◆ **Records for processing**
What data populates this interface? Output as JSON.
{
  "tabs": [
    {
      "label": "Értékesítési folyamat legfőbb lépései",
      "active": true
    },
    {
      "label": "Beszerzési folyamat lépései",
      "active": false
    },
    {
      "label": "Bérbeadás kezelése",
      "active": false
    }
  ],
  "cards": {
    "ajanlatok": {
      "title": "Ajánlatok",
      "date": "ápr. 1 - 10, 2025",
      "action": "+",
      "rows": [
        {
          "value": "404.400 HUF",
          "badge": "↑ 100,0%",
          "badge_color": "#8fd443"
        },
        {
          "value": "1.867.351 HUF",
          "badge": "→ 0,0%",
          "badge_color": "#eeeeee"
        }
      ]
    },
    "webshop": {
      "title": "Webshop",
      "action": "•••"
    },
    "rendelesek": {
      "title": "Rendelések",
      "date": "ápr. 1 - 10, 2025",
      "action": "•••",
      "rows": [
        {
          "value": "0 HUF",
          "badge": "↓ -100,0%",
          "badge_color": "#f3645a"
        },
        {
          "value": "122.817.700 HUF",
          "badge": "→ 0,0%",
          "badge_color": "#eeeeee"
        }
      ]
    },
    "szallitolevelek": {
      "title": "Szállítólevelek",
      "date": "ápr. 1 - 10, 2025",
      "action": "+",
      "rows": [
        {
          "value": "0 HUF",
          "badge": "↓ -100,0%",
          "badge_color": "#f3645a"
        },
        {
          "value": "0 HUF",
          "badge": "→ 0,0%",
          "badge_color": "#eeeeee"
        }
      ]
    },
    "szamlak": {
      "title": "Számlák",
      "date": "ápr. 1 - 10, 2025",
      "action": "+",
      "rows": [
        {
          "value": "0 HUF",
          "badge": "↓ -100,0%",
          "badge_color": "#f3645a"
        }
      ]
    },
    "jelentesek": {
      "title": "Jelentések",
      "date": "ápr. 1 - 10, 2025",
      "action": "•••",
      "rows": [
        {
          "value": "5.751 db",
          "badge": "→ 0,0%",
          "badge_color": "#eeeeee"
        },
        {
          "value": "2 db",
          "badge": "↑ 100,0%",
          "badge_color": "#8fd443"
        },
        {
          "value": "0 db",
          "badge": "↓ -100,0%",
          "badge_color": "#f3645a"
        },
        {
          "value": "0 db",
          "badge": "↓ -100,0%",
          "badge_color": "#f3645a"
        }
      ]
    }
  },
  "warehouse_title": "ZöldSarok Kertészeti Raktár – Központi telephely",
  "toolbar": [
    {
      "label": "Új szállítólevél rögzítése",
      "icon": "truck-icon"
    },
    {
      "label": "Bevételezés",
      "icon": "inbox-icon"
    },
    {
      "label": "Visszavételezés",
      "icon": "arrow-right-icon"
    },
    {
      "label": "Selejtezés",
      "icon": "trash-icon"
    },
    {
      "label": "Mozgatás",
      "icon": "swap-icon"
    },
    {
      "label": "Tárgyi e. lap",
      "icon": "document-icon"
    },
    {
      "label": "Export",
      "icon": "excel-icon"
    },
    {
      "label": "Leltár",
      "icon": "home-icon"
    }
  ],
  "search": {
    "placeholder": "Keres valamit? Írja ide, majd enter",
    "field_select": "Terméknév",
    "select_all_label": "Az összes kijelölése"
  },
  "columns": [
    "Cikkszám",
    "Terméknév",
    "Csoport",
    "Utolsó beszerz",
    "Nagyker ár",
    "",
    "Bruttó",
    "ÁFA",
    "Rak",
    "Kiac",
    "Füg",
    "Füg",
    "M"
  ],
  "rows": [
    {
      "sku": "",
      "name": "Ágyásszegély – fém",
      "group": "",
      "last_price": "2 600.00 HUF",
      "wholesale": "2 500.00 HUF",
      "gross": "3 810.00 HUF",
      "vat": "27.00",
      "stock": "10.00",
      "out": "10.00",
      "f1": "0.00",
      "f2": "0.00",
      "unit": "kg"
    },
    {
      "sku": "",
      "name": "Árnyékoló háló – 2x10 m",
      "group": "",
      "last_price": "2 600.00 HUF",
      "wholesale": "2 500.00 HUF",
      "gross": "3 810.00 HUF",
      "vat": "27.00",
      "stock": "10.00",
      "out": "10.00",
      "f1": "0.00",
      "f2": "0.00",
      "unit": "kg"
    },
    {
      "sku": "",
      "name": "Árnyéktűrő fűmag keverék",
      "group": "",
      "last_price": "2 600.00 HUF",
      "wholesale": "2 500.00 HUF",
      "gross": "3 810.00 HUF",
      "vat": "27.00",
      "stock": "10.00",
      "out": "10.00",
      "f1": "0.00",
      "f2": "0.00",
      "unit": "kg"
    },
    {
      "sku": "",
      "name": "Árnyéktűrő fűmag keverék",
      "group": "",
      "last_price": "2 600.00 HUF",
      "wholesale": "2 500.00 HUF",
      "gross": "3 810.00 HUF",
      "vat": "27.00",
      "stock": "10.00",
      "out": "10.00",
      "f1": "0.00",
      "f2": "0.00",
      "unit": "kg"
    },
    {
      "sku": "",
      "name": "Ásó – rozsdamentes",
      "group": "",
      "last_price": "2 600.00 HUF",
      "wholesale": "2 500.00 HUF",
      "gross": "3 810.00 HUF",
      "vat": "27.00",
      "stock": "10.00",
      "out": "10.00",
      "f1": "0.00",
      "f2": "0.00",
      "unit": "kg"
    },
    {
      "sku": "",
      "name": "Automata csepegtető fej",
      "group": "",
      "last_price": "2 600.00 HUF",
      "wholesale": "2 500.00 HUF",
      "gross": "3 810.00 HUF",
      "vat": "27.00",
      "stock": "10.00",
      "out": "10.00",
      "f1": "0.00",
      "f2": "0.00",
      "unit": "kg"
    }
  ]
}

◆ **The problem**
Reproduce the records word for word.

◆ **Complete response**
What data populates this interface? Output as JSON.
{
  "tabs": [
    {
      "label": "Értékesítési folyamat legfőbb lépései",
      "active": true
    },
    {
      "label": "Beszerzési folyamat lépései",
      "active": false
    },
    {
      "label": "Bérbeadás kezelése",
      "active": false
    }
  ],
  "cards": {
    "ajanlatok": {
      "title": "Ajánlatok",
      "date": "ápr. 1 - 10, 2025",
      "action": "+",
      "rows": [
        {
          "value": "404.400 HUF",
          "badge": "↑ 100,0%",
          "badge_color": "#8fd443"
        },
        {
          "value": "1.867.351 HUF",
          "badge": "→ 0,0%",
          "badge_color": "#eeeeee"
        }
      ]
    },
    "webshop": {
      "title": "Webshop",
      "action": "•••"
    },
    "rendelesek": {
      "title": "Rendelések",
      "date": "ápr. 1 - 10, 2025",
      "action": "•••",
      "rows": [
        {
          "value": "0 HUF",
          "badge": "↓ -100,0%",
          "badge_color": "#f3645a"
        },
        {
          "value": "122.817.700 HUF",
          "badge": "→ 0,0%",
          "badge_color": "#eeeeee"
        }
      ]
    },
    "szallitolevelek": {
      "title": "Szállítólevelek",
      "date": "ápr. 1 - 10, 2025",
      "action": "+",
      "rows": [
        {
          "value": "0 HUF",
          "badge": "↓ -100,0%",
          "badge_color": "#f3645a"
        },
        {
          "value": "0 HUF",
          "badge": "→ 0,0%",
          "badge_color": "#eeeeee"
        }
      ]
    },
    "szamlak": {
      "title": "Számlák",
      "date": "ápr. 1 - 10, 2025",
      "action": "+",
      "rows": [
        {
          "value": "0 HUF",
          "badge": "↓ -100,0%",
          "badge_color": "#f3645a"
        }
      ]
    },
    "jelentesek": {
      "title": "Jelentések",
      "date": "ápr. 1 - 10, 2025",
      "action": "•••",
      "rows": [
        {
          "value": "5.751 db",
          "badge": "→ 0,0%",
          "badge_color": "#eeeeee"
        },
        {
          "value": "2 db",
          "badge": "↑ 100,0%",
          "badge_color": "#8fd443"
        },
        {
          "value": "0 db",
          "badge": "↓ -100,0%",
          "badge_color": "#f3645a"
        },
        {
          "value": "0 db",
          "badge": "↓ -100,0%",
          "badge_color": "#f3645a"
        }
      ]
    }
  },
  "warehouse_title": "ZöldSarok Kertészeti Raktár – Központi telephely",
  "toolbar": [
    {
      "label": "Új szállítólevél rögzítése",
      "icon": "truck-icon"
    },
    {
      "label": "Bevételezés",
      "icon": "inbox-icon"
    },
    {
      "label": "Visszavételezés",
      "icon": "arrow-right-icon"
    },
    {
      "label": "Selejtezés",
      "icon": "trash-icon"
    },
    {
      "label": "Mozgatás",
      "icon": "swap-icon"
    },
    {
      "label": "Tárgyi e. lap",
      "icon": "document-icon"
    },
    {
      "label": "Export",
      "icon": "excel-icon"
    },
    {
      "label": "Leltár",
      "icon": "home-icon"
    }
  ],
  "search": {
    "placeholder": "Keres valamit? Írja ide, majd enter",
    "field_select": "Terméknév",
    "select_all_label": "Az összes kijelölése"
  },
  "columns": [
    "Cikkszám",
    "Terméknév",
    "Csoport",
    "Utolsó beszerz",
    "Nagyker ár",
    "",
    "Bruttó",
    "ÁFA",
    "Rak",
    "Kiac",
    "Füg",
    "Füg",
    "M"
  ],
  "rows": [
    {
      "sku": "",
      "name": "Ágyásszegély – fém",
      "group": "",
      "last_price": "2 600.00 HUF",
      "wholesale": "2 500.00 HUF",
      "gross": "3 810.00 HUF",
      "vat": "27.00",
      "stock": "10.00",
      "out": "10.00",
      "f1": "0.00",
      "f2": "0.00",
      "unit": "kg"
    },
    {
      "sku": "",
      "name": "Árnyékoló háló – 2x10 m",
      "group": "",
      "last_price": "2 600.00 HUF",
      "wholesale": "2 500.00 HUF",
      "gross": "3 810.00 HUF",
      "vat": "27.00",
      "stock": "10.00",
      "out": "10.00",
      "f1": "0.00",
      "f2": "0.00",
      "unit": "kg"
    },
    {
      "sku": "",
      "name": "Árnyéktűrő fűmag keverék",
      "group": "",
      "last_price": "2 600.00 HUF",
      "wholesale": "2 500.00 HUF",
      "gross": "3 810.00 HUF",
      "vat": "27.00",
      "stock": "10.00",
      "out": "10.00",
      "f1": "0.00",
      "f2": "0.00",
      "unit": "kg"
    },
    {
      "sku": "",
      "name": "Árnyéktűrő fűmag keverék",
      "group": "",
      "last_price": "2 600.00 HUF",
      "wholesale": "2 500.00 HUF",
      "gross": "3 810.00 HUF",
      "vat": "27.00",
      "stock": "10.00",
      "out": "10.00",
      "f1": "0.00",
      "f2": "0.00",
      "unit": "kg"
    },
    {
      "sku": "",
      "name": "Ásó – rozsdamentes",
      "group": "",
      "last_price": "2 600.00 HUF",
      "wholesale": "2 500.00 HUF",
      "gross": "3 810.00 HUF",
      "vat": "27.00",
      "stock": "10.00",
      "out": "10.00",
      "f1": "0.00",
      "f2": "0.00",
      "unit": "kg"
    },
    {
      "sku": "",
      "name": "Automata csepegtető fej",
      "group": "",
      "last_price": "2 600.00 HUF",
      "wholesale": "2 500.00 HUF",
      "gross": "3 810.00 HUF",
      "vat": "27.00",
      "stock": "10.00",
      "out": "10.00",
      "f1": "0.00",
      "f2": "0.00",
      "unit": "kg"
    }
  ]
}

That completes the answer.